Please give the data below again in full, exactly as it stands.

(A block of data)
<<<<

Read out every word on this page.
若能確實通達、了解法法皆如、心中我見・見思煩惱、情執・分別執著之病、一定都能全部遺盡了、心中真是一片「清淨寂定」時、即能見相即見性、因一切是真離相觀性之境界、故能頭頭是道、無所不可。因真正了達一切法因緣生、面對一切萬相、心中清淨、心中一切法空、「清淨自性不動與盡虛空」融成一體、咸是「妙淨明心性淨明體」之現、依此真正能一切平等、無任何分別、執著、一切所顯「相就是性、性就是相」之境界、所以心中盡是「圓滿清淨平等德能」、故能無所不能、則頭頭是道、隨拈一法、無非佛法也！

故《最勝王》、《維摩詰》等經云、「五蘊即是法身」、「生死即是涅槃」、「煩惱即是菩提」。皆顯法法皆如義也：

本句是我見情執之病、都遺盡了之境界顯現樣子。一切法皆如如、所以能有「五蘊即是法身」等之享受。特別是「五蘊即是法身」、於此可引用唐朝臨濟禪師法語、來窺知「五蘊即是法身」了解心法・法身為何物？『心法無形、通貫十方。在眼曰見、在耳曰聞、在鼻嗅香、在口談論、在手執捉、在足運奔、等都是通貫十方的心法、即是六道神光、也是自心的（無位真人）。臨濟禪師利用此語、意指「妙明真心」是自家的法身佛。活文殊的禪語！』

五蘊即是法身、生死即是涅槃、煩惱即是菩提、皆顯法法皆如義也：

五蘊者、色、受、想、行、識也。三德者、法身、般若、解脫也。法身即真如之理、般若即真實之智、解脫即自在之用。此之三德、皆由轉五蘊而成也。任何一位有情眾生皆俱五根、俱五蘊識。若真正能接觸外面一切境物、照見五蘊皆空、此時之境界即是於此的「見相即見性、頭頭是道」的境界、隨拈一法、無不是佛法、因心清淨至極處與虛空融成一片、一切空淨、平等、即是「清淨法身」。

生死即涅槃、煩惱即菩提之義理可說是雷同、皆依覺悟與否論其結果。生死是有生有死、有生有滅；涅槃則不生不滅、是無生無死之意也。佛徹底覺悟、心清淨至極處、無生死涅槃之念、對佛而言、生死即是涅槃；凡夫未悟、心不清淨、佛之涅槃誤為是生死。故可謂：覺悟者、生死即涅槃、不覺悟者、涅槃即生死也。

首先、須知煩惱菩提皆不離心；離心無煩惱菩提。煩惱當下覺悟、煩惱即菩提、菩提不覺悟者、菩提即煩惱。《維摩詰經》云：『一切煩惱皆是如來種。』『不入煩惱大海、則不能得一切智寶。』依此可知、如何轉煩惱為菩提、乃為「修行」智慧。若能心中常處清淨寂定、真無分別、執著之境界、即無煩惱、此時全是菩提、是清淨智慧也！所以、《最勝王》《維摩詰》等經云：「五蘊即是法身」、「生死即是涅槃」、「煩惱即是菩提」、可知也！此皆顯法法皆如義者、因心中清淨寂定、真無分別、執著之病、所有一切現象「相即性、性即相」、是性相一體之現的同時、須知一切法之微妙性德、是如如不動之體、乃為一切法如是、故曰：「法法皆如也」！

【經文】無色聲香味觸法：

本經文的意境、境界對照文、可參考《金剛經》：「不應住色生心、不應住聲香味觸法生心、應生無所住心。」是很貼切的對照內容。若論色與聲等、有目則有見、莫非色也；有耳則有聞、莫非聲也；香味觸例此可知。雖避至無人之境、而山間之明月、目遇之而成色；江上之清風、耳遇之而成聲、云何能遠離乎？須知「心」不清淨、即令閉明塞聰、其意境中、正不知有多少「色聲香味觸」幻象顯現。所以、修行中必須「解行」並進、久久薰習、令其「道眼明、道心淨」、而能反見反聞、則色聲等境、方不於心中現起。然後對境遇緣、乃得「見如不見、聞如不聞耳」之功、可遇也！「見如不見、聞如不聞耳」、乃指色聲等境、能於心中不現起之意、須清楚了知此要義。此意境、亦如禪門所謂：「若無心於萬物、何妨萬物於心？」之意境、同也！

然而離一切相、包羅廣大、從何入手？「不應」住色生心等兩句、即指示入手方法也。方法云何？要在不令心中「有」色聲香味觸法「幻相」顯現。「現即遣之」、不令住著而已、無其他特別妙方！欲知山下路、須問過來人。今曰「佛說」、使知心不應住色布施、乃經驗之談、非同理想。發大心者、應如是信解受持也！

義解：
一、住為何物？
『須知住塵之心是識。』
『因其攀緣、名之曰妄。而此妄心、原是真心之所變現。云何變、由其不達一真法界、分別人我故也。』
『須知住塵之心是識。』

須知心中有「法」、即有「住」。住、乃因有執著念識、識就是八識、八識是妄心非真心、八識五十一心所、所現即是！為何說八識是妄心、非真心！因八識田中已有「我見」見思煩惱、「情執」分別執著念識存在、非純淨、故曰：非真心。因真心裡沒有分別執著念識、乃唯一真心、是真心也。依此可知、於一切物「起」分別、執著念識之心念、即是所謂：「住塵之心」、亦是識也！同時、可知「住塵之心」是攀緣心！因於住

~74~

>>>>

▸ **TASK OUTPUT**
Read out every word on this page.
若能確實通達、了解法法皆如、心中我見・見思煩惱、情執・分別執著之病、一定都能全部遺盡了、心中真是一片「清淨寂定」時、即能見相即見性、因一切是真離相觀性之境界、故能頭頭是道、無所不可。因真正了達一切法因緣生、面對一切萬相、心中清淨、心中一切法空、「清淨自性不動與盡虛空」融成一體、咸是「妙淨明心性淨明體」之現、依此真正能一切平等、無任何分別、執著、一切所顯「相就是性、性就是相」之境界、所以心中盡是「圓滿清淨平等德能」、故能無所不能、則頭頭是道、隨拈一法、無非佛法也！

故《最勝王》、《維摩詰》等經云、「五蘊即是法身」、「生死即是涅槃」、「煩惱即是菩提」。皆顯法法皆如義也：

本句是我見情執之病、都遺盡了之境界顯現樣子。一切法皆如如、所以能有「五蘊即是法身」等之享受。特別是「五蘊即是法身」、於此可引用唐朝臨濟禪師法語、來窺知「五蘊即是法身」了解心法・法身為何物？『心法無形、通貫十方。在眼曰見、在耳曰聞、在鼻嗅香、在口談論、在手執捉、在足運奔、等都是通貫十方的心法、即是六道神光、也是自心的（無位真人）。臨濟禪師利用此語、意指「妙明真心」是自家的法身佛。活文殊的禪語！』

五蘊即是法身、生死即是涅槃、煩惱即是菩提、皆顯法法皆如義也：

五蘊者、色、受、想、行、識也。三德者、法身、般若、解脫也。法身即真如之理、般若即真實之智、解脫即自在之用。此之三德、皆由轉五蘊而成也。任何一位有情眾生皆俱五根、俱五蘊識。若真正能接觸外面一切境物、照見五蘊皆空、此時之境界即是於此的「見相即見性、頭頭是道」的境界、隨拈一法、無不是佛法、因心清淨至極處與虛空融成一片、一切空淨、平等、即是「清淨法身」。

生死即涅槃、煩惱即菩提之義理可說是雷同、皆依覺悟與否論其結果。生死是有生有死、有生有滅；涅槃則不生不滅、是無生無死之意也。佛徹底覺悟、心清淨至極處、無生死涅槃之念、對佛而言、生死即是涅槃；凡夫未悟、心不清淨、佛之涅槃誤為是生死。故可謂：覺悟者、生死即涅槃、不覺悟者、涅槃即生死也。

首先、須知煩惱菩提皆不離心；離心無煩惱菩提。煩惱當下覺悟、煩惱即菩提、菩提不覺悟者、菩提即煩惱。《維摩詰經》云：『一切煩惱皆是如來種。』『不入煩惱大海、則不能得一切智寶。』依此可知、如何轉煩惱為菩提、乃為「修行」智慧。若能心中常處清淨寂定、真無分別、執著之境界、即無煩惱、此時全是菩提、是清淨智慧也！所以、《最勝王》《維摩詰》等經云：「五蘊即是法身」、「生死即是涅槃」、「煩惱即是菩提」、可知也！此皆顯法法皆如義者、因心中清淨寂定、真無分別、執著之病、所有一切現象「相即性、性即相」、是性相一體之現的同時、須知一切法之微妙性德、是如如不動之體、乃為一切法如是、故曰：「法法皆如也」！

【經文】無色聲香味觸法：

本經文的意境、境界對照文、可參考《金剛經》：「不應住色生心、不應住聲香味觸法生心、應生無所住心。」是很貼切的對照內容。若論色與聲等、有目則有見、莫非色也；有耳則有聞、莫非聲也；香味觸例此可知。雖避至無人之境、而山間之明月、目遇之而成色；江上之清風、耳遇之而成聲、云何能遠離乎？須知「心」不清淨、即令閉明塞聰、其意境中、正不知有多少「色聲香味觸」幻象顯現。所以、修行中必須「解行」並進、久久薰習、令其「道眼明、道心淨」、而能反見反聞、則色聲等境、方不於心中現起。然後對境遇緣、乃得「見如不見、聞如不聞耳」之功、可遇也！「見如不見、聞如不聞耳」、乃指色聲等境、能於心中不現起之意、須清楚了知此要義。此意境、亦如禪門所謂：「若無心於萬物、何妨萬物於心？」之意境、同也！

然而離一切相、包羅廣大、從何入手？「不應」住色生心等兩句、即指示入手方法也。方法云何？要在不令心中「有」色聲香味觸法「幻相」顯現。「現即遣之」、不令住著而已、無其他特別妙方！欲知山下路、須問過來人。今曰「佛說」、使知心不應住色布施、乃經驗之談、非同理想。發大心者、應如是信解受持也！

義解：
一、住為何物？
『須知住塵之心是識。』
『因其攀緣、名之曰妄。而此妄心、原是真心之所變現。云何變、由其不達一真法界、分別人我故也。』
『須知住塵之心是識。』

須知心中有「法」、即有「住」。住、乃因有執著念識、識就是八識、八識是妄心非真心、八識五十一心所、所現即是！為何說八識是妄心、非真心！因八識田中已有「我見」見思煩惱、「情執」分別執著念識存在、非純淨、故曰：非真心。因真心裡沒有分別執著念識、乃唯一真心、是真心也。依此可知、於一切物「起」分別、執著念識之心念、即是所謂：「住塵之心」、亦是識也！同時、可知「住塵之心」是攀緣心！因於住

~74~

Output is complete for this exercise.